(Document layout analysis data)
•••

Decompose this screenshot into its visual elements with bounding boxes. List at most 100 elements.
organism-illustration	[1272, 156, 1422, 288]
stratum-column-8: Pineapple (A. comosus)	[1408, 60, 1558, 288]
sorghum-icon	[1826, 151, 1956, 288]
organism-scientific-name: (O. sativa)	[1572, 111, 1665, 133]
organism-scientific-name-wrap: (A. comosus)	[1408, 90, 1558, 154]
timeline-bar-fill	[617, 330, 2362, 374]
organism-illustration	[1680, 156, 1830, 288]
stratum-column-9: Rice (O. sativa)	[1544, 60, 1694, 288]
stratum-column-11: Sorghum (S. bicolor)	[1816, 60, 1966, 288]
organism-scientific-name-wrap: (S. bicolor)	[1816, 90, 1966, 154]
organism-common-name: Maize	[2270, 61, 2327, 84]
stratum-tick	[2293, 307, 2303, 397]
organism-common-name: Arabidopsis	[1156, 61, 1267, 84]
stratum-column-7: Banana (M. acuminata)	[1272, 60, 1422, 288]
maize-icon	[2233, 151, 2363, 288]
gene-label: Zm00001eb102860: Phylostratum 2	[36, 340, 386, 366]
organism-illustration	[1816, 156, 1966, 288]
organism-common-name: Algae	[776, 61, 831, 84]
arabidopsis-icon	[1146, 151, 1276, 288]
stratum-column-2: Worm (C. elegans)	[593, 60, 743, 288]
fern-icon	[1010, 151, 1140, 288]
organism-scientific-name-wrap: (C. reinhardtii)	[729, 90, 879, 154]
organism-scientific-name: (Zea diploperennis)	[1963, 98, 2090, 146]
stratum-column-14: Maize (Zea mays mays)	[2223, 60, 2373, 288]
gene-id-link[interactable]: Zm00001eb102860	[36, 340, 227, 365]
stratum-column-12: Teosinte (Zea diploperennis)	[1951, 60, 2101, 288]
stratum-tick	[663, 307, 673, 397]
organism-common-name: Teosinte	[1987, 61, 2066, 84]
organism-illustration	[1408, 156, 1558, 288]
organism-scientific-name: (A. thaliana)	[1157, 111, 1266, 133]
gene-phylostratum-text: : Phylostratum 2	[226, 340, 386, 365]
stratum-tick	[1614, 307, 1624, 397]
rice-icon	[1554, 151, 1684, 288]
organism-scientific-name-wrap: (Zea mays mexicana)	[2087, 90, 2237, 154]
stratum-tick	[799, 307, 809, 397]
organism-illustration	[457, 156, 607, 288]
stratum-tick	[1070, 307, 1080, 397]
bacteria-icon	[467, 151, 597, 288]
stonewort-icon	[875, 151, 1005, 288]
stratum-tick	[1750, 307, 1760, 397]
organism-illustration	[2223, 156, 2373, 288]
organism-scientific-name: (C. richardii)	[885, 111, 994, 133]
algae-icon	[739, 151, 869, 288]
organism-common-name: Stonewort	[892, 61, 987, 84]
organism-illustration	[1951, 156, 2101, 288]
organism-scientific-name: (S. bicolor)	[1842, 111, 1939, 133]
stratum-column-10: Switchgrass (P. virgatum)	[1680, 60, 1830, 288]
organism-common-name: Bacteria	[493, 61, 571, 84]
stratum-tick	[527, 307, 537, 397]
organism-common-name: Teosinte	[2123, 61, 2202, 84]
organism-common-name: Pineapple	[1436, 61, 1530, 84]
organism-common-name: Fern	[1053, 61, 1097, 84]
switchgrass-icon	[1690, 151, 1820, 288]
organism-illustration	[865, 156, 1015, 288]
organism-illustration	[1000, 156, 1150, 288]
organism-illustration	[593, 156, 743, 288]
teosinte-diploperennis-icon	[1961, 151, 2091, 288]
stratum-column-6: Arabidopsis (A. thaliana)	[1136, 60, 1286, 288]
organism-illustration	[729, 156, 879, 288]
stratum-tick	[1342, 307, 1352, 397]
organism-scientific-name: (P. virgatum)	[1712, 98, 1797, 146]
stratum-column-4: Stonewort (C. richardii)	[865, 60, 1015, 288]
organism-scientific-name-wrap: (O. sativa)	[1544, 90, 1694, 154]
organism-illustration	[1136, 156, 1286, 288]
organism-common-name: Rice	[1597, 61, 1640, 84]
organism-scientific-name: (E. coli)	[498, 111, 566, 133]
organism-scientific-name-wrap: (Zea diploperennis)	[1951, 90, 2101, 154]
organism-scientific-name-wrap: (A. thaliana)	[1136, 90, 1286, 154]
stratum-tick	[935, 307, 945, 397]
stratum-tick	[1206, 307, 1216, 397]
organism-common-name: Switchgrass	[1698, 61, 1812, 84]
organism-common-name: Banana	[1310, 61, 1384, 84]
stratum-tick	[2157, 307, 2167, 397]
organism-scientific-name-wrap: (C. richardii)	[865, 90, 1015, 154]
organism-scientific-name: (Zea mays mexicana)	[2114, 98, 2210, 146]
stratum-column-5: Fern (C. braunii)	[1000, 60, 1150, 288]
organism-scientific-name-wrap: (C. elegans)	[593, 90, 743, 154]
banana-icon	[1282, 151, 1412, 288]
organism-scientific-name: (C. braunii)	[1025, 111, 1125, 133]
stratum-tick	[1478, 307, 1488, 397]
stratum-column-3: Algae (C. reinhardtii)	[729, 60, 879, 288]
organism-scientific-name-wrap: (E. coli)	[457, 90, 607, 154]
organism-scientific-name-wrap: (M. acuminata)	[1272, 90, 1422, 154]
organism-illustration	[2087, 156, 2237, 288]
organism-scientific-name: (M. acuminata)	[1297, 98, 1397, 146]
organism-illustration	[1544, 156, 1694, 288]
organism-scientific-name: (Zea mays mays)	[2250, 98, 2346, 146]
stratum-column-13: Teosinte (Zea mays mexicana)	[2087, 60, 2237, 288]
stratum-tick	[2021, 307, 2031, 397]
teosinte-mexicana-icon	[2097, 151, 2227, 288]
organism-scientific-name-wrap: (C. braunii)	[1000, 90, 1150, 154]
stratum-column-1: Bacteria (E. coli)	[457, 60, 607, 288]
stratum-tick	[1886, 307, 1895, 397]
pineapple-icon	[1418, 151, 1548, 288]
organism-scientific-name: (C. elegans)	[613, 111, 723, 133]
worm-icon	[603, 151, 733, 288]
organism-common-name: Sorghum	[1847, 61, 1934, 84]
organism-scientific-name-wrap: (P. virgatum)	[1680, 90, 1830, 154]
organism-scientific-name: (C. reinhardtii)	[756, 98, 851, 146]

•••

WORK REQUIRED — Within the data above, filter for lines containing the word "thaliana" and copy each one.

RESULT FOR THIS TASK —
organism-scientific-name: (A. thaliana)	[1157, 111, 1266, 133]
stratum-column-6: Arabidopsis (A. thaliana)	[1136, 60, 1286, 288]
organism-scientific-name-wrap: (A. thaliana)	[1136, 90, 1286, 154]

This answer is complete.